# start of PROVIDED MATERIAL
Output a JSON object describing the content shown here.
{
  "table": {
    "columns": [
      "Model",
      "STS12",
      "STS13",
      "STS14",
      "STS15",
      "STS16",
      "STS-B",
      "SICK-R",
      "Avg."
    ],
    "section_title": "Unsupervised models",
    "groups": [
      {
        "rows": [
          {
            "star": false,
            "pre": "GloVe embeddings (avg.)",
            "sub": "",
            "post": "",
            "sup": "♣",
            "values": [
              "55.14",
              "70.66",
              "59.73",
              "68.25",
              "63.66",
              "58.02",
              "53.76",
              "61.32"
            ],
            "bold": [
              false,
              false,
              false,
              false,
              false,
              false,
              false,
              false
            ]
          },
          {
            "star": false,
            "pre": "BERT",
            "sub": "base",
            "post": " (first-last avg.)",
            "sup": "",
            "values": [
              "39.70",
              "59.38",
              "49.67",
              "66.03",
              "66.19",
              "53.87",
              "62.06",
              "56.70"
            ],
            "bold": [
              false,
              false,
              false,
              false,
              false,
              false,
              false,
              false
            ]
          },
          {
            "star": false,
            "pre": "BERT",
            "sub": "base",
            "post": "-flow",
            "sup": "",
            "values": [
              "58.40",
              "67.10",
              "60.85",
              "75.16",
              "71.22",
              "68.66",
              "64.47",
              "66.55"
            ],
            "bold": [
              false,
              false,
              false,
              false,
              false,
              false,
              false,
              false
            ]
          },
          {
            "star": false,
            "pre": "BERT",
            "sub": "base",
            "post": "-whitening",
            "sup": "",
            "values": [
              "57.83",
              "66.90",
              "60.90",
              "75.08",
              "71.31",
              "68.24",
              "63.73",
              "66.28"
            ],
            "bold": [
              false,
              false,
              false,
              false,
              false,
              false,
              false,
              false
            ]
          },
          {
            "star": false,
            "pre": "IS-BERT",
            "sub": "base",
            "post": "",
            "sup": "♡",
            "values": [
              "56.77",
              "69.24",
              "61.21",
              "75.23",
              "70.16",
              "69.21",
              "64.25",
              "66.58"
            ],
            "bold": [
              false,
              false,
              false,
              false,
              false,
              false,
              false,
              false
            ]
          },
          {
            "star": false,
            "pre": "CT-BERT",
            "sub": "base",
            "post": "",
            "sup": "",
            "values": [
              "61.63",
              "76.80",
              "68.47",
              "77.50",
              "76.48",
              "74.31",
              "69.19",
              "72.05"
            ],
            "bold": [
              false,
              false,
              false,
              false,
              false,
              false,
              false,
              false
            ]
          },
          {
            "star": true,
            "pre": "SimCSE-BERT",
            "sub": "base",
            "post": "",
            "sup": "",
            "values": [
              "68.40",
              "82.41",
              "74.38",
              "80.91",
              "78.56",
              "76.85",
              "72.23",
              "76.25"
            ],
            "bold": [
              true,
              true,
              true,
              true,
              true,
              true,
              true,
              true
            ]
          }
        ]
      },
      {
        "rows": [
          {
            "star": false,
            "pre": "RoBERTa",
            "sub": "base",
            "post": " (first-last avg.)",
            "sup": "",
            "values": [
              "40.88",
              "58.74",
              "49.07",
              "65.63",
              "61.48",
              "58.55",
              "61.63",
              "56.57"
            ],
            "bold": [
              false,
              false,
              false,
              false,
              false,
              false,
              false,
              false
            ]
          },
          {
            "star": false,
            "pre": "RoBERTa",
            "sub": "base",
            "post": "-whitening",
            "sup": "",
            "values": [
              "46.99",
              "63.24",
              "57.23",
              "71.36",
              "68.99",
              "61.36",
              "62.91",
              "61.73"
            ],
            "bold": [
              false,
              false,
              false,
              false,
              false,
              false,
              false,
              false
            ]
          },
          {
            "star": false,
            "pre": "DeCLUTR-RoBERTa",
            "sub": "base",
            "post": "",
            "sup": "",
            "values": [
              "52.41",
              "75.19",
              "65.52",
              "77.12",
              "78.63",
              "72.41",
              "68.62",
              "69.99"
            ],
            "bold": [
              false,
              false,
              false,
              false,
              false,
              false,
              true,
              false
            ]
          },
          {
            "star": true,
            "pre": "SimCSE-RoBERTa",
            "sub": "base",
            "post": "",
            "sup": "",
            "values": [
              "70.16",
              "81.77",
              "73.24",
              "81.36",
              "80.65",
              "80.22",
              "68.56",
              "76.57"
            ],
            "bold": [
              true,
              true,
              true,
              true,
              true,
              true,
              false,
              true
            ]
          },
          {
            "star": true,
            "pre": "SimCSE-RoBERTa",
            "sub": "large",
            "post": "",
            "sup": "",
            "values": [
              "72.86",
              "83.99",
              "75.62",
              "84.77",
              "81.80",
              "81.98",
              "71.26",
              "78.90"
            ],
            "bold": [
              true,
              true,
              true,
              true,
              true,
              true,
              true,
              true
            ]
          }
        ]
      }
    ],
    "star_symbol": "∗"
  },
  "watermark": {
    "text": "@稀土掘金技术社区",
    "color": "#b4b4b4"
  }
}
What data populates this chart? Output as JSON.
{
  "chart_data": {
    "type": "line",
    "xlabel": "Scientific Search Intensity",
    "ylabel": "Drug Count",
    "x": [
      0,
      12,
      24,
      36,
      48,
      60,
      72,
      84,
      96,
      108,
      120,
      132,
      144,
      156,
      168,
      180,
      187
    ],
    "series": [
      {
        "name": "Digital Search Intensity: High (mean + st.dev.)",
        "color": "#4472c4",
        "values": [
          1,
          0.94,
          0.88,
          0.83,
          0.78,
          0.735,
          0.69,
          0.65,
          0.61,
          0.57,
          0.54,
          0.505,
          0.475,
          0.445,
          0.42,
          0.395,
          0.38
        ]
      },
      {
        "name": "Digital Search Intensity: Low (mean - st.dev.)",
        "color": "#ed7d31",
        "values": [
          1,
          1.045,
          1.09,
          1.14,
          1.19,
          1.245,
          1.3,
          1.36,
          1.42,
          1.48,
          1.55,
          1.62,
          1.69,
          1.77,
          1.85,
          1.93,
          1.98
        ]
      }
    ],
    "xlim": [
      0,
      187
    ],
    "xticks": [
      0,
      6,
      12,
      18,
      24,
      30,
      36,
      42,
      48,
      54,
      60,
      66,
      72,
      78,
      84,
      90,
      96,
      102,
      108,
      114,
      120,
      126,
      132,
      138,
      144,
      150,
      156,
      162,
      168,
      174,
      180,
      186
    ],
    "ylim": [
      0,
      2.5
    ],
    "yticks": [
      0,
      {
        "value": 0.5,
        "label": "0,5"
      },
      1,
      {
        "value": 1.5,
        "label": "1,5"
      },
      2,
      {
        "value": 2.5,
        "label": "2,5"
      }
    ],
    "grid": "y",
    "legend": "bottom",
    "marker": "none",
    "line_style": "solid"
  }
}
# end of PROVIDED MATERIAL
- **TASK PROMPT**:
Which lines above contain "Digital"? Show each of them.

- **OUTPUT BELOW**:
        "name": "Digital Search Intensity: High (mean + st.dev.)",
        "name": "Digital Search Intensity: Low (mean - st.dev.)",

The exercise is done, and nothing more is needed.